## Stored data
* * * *

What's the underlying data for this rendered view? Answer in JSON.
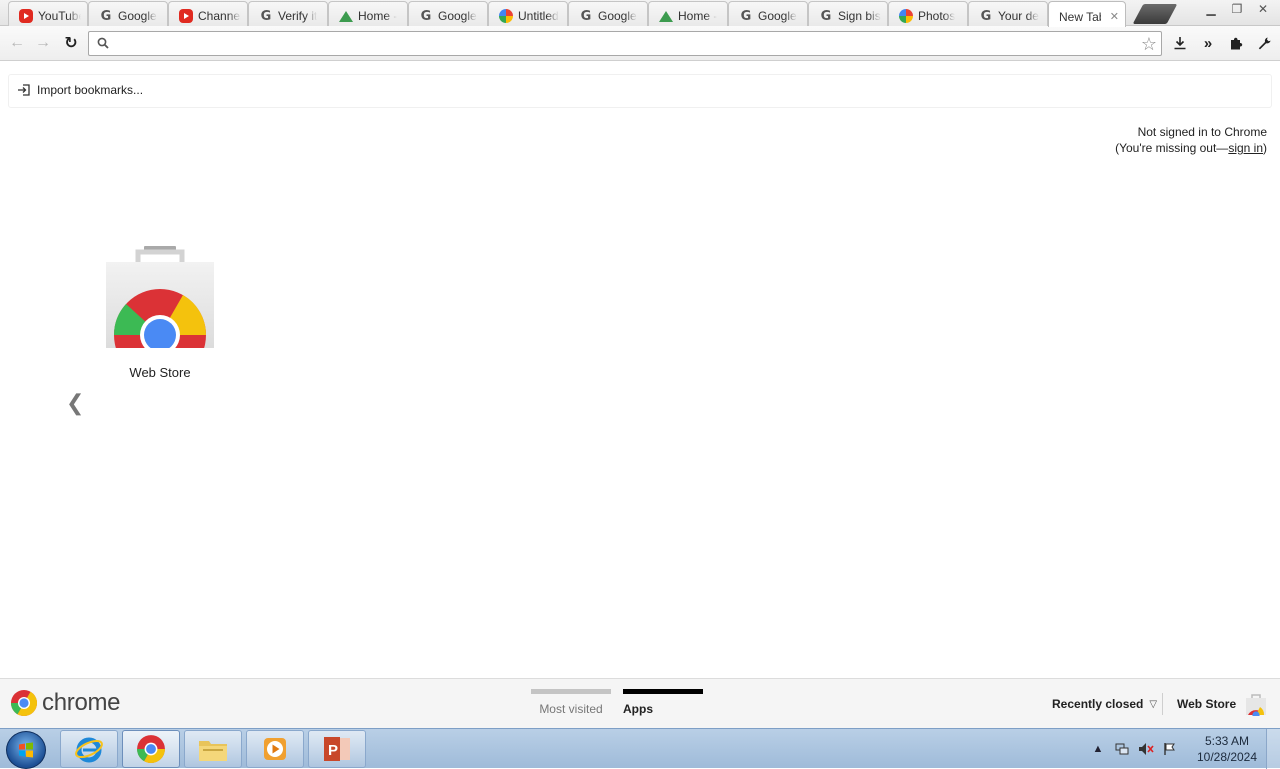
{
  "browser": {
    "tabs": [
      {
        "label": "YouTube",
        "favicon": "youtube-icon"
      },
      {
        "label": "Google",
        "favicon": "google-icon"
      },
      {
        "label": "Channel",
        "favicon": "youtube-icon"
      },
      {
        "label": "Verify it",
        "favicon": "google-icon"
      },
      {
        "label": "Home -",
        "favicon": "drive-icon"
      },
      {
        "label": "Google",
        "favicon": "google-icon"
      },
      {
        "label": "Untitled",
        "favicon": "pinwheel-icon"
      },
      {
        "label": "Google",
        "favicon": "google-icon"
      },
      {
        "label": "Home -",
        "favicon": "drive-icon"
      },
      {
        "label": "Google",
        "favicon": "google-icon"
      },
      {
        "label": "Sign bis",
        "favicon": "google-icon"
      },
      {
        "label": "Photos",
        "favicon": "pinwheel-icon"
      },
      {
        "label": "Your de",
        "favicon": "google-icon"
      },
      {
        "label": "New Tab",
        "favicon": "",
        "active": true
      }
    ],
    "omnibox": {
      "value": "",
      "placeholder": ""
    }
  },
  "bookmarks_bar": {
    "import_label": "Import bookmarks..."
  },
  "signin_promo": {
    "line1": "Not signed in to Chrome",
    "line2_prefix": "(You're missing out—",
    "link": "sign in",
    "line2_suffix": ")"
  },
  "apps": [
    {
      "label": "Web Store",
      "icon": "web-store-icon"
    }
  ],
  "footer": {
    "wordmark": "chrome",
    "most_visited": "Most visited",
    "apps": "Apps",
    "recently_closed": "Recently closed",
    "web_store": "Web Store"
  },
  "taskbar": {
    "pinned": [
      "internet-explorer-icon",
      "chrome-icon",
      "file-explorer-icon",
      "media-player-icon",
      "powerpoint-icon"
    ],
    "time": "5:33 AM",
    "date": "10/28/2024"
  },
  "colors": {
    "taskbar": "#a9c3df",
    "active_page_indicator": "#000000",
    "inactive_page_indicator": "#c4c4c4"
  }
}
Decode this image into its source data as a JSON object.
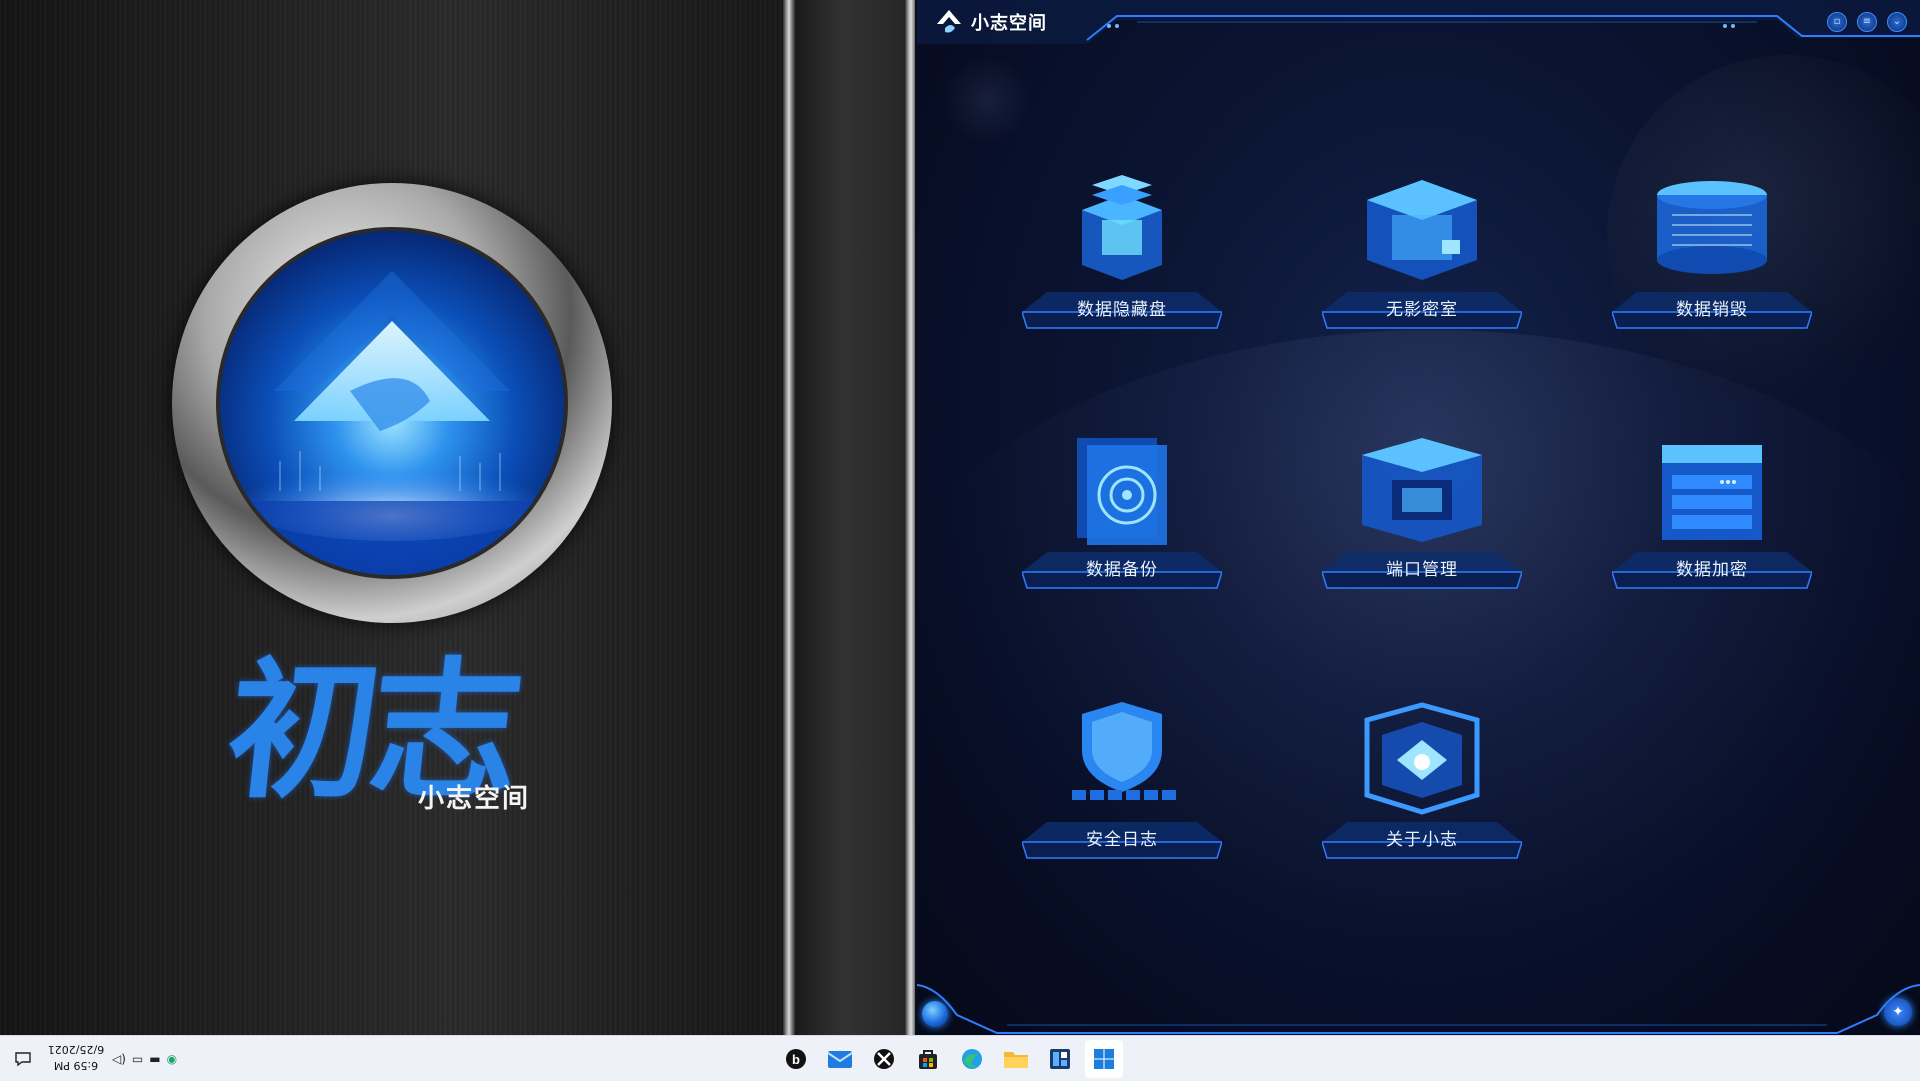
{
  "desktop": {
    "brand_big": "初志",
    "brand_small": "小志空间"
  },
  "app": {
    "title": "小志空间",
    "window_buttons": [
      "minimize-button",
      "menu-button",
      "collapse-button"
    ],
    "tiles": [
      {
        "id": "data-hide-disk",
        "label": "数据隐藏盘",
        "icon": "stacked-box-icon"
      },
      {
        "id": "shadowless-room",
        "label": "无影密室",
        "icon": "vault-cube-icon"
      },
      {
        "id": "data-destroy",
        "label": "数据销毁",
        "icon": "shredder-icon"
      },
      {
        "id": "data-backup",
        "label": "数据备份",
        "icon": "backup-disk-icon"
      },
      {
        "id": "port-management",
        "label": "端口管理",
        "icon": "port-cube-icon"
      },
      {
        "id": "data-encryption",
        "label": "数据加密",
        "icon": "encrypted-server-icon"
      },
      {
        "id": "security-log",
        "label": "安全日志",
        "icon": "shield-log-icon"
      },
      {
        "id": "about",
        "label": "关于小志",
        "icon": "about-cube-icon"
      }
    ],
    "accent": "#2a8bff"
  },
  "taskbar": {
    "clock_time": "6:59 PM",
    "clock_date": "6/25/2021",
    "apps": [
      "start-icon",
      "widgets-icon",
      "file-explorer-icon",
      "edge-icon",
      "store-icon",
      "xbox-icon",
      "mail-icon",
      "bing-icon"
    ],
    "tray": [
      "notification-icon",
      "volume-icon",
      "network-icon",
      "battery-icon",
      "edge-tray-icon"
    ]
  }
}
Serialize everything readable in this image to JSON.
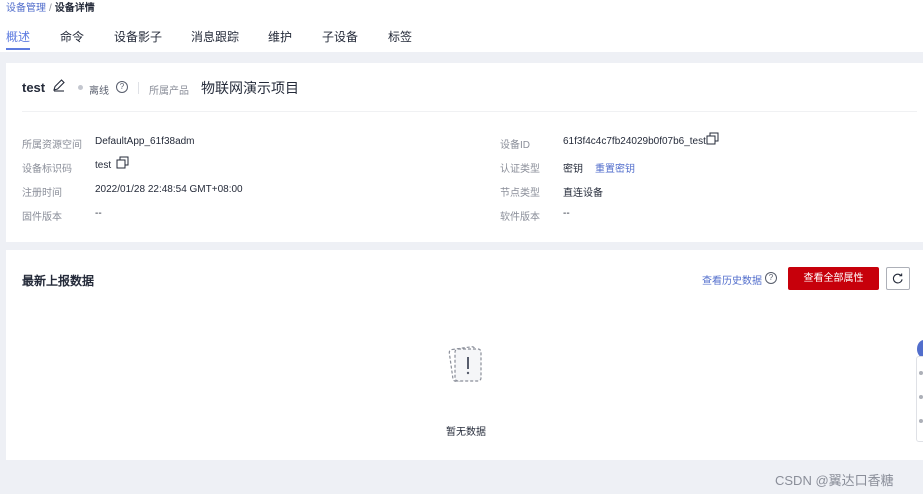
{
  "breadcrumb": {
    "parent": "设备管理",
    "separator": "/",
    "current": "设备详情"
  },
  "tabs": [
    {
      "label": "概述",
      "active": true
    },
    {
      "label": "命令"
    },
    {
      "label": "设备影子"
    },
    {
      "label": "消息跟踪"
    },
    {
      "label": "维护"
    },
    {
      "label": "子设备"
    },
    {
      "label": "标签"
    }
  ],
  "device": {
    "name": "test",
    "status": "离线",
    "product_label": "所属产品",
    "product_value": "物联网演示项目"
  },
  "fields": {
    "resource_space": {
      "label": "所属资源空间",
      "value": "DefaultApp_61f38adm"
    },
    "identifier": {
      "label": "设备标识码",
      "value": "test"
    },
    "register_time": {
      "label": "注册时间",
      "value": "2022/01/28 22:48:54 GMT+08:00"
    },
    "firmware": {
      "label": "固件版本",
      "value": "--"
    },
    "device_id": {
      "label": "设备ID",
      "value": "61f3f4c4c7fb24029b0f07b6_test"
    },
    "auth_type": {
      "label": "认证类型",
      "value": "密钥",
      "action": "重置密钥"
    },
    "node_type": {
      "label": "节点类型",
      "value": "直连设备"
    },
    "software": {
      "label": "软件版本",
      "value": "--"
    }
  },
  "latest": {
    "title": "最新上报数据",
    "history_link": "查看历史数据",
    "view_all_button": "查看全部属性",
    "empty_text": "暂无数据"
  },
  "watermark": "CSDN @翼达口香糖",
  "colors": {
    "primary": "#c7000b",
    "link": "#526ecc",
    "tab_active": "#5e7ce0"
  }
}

* * * *

## WHAT TO PRODUCE
From the line holding "Serialize everything readable" to the last line of the listing, please output each line exactly as it stands. Pictures stay out of the copy.

## RESULT BELOW
Serialize everything readable in this image to JSON.
{
  "breadcrumb": {
    "parent": "设备管理",
    "separator": "/",
    "current": "设备详情"
  },
  "tabs": [
    {
      "label": "概述",
      "active": true
    },
    {
      "label": "命令"
    },
    {
      "label": "设备影子"
    },
    {
      "label": "消息跟踪"
    },
    {
      "label": "维护"
    },
    {
      "label": "子设备"
    },
    {
      "label": "标签"
    }
  ],
  "device": {
    "name": "test",
    "status": "离线",
    "product_label": "所属产品",
    "product_value": "物联网演示项目"
  },
  "fields": {
    "resource_space": {
      "label": "所属资源空间",
      "value": "DefaultApp_61f38adm"
    },
    "identifier": {
      "label": "设备标识码",
      "value": "test"
    },
    "register_time": {
      "label": "注册时间",
      "value": "2022/01/28 22:48:54 GMT+08:00"
    },
    "firmware": {
      "label": "固件版本",
      "value": "--"
    },
    "device_id": {
      "label": "设备ID",
      "value": "61f3f4c4c7fb24029b0f07b6_test"
    },
    "auth_type": {
      "label": "认证类型",
      "value": "密钥",
      "action": "重置密钥"
    },
    "node_type": {
      "label": "节点类型",
      "value": "直连设备"
    },
    "software": {
      "label": "软件版本",
      "value": "--"
    }
  },
  "latest": {
    "title": "最新上报数据",
    "history_link": "查看历史数据",
    "view_all_button": "查看全部属性",
    "empty_text": "暂无数据"
  },
  "watermark": "CSDN @翼达口香糖",
  "colors": {
    "primary": "#c7000b",
    "link": "#526ecc",
    "tab_active": "#5e7ce0"
  }
}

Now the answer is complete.